== PROBLEM DESCRIPTION ==
Among the lines below, count those with "Подпрограмма". Give the total alone.

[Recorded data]

-=-=-=-=-

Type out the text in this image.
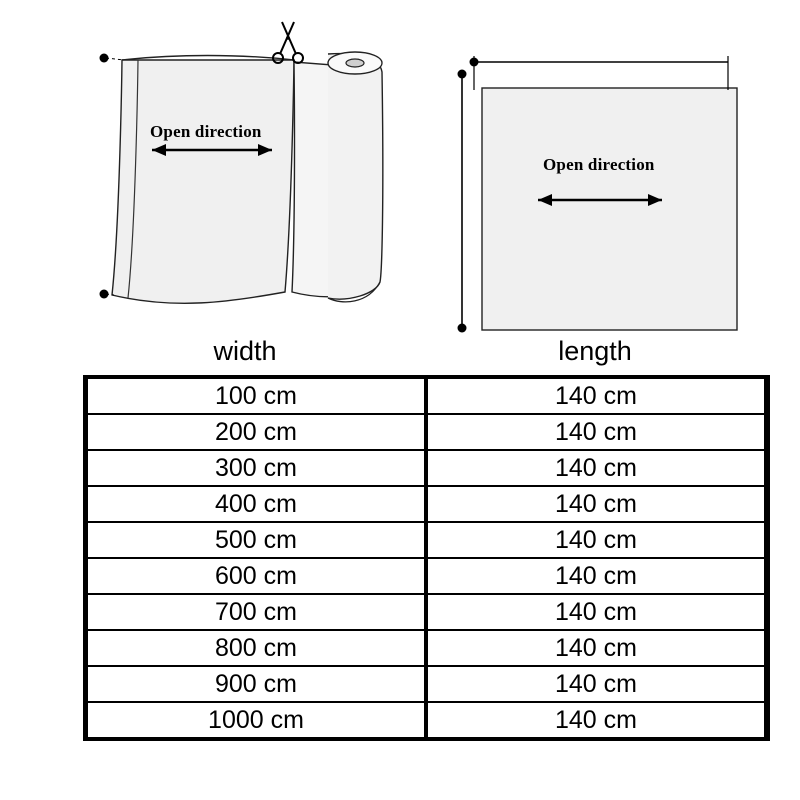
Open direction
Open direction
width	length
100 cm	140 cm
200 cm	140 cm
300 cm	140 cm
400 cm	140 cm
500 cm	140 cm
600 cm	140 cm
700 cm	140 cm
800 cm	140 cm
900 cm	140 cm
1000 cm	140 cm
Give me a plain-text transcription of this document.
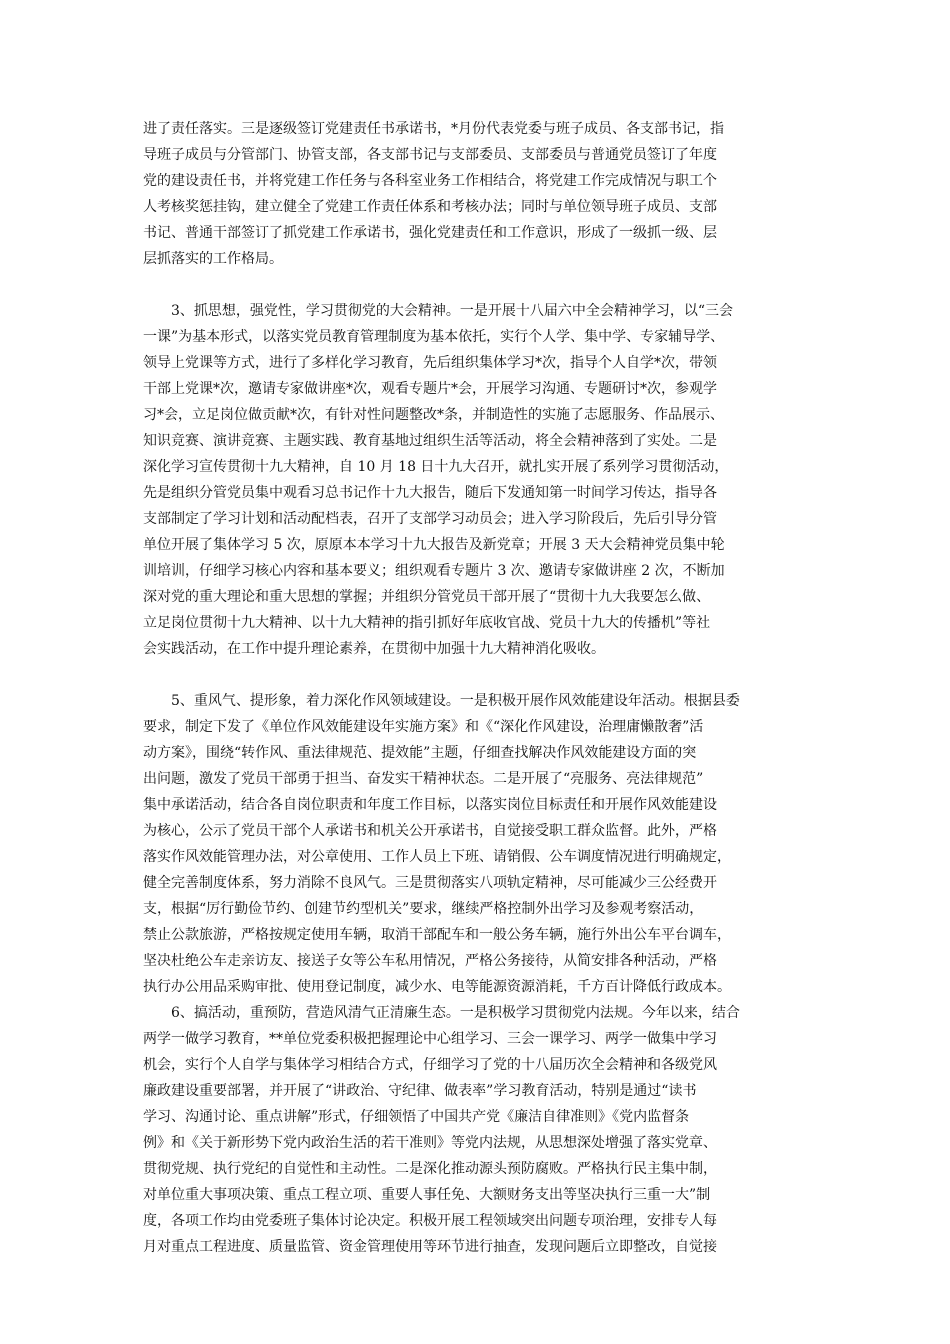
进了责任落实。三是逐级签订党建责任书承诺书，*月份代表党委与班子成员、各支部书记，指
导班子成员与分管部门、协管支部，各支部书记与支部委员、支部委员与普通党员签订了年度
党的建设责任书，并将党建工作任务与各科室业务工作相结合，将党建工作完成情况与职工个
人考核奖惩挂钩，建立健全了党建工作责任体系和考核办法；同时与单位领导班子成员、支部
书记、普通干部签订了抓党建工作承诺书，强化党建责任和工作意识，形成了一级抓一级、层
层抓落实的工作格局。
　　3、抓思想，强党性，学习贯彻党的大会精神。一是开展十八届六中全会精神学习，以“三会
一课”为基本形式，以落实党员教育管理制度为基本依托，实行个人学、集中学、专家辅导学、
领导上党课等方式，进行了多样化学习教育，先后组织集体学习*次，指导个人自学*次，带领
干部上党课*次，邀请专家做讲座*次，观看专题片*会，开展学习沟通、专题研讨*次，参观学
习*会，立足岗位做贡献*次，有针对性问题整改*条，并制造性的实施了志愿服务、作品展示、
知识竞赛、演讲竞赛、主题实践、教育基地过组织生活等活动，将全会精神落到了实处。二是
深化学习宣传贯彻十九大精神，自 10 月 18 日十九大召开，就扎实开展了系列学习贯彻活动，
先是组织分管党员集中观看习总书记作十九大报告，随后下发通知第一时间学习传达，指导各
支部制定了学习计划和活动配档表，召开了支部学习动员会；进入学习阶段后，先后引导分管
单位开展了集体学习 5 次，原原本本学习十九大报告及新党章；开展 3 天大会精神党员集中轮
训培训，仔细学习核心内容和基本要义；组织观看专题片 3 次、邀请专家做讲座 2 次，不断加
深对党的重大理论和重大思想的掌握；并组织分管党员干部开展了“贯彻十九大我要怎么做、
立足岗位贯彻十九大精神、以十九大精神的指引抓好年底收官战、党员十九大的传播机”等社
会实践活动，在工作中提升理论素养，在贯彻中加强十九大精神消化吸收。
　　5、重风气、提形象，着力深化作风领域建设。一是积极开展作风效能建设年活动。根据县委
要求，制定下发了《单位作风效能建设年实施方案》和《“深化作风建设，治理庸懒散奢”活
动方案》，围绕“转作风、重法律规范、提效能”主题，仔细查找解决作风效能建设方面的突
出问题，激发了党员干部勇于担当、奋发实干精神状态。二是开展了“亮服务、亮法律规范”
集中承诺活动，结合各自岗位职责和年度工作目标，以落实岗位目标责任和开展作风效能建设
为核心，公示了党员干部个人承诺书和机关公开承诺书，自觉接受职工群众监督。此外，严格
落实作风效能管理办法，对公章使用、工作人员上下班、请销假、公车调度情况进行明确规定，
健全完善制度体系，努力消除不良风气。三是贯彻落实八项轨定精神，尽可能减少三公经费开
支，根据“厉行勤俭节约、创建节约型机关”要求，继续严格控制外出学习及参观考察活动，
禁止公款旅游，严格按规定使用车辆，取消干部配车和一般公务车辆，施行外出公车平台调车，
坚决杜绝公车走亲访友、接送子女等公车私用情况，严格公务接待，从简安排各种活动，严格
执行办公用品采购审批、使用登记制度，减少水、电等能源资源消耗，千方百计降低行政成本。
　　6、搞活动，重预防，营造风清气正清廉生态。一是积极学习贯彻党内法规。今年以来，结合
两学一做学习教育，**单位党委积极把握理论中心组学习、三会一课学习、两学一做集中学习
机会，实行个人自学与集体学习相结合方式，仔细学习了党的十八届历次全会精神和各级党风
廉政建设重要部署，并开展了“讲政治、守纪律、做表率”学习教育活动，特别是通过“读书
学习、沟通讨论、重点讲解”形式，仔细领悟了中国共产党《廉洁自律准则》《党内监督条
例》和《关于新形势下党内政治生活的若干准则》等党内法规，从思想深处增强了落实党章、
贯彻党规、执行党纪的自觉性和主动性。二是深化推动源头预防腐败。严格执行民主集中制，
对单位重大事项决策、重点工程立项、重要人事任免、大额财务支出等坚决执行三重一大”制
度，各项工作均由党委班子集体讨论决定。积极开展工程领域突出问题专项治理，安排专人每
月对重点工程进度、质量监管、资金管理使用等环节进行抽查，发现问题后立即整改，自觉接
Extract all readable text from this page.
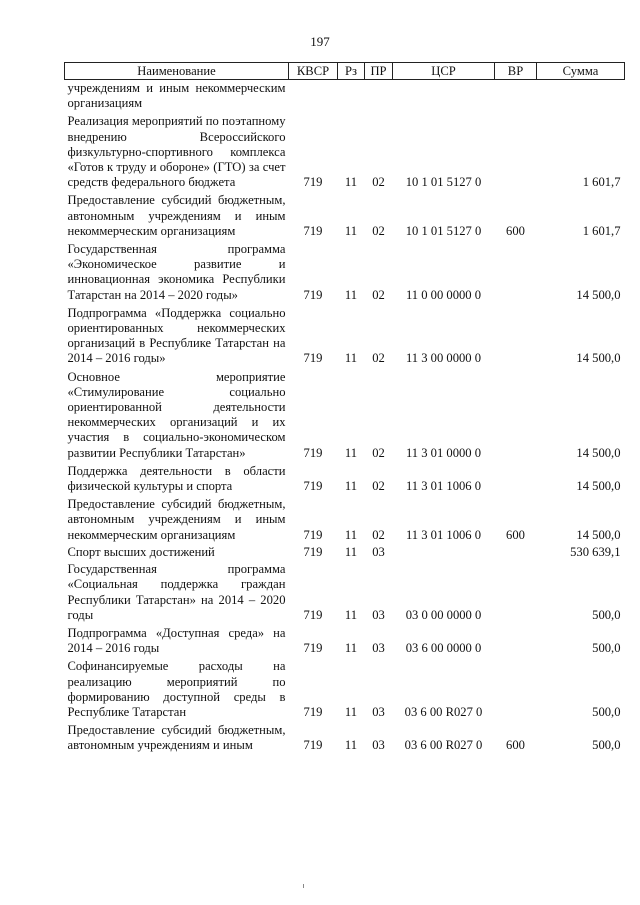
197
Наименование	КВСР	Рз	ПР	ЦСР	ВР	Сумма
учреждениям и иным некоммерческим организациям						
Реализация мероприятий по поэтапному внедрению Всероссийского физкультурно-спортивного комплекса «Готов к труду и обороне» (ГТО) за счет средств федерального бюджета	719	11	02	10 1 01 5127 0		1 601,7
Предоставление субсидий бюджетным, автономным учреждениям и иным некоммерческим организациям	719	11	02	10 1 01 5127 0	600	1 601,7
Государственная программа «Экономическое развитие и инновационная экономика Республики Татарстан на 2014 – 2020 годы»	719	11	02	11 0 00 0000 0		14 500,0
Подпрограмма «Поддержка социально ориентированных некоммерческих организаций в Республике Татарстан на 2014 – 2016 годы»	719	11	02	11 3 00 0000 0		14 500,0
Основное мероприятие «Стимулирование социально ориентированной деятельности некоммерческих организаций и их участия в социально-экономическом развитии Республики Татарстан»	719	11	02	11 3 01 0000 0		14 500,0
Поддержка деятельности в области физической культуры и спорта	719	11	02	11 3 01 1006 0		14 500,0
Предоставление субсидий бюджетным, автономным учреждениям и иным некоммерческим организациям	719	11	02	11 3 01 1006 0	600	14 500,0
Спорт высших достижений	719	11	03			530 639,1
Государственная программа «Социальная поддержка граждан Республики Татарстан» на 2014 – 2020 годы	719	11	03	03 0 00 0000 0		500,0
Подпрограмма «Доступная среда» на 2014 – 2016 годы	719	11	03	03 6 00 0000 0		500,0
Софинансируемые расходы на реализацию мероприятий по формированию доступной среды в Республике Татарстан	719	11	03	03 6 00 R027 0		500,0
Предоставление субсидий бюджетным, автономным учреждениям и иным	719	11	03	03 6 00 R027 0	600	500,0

-=-=-=-=-

== RESULT ==
2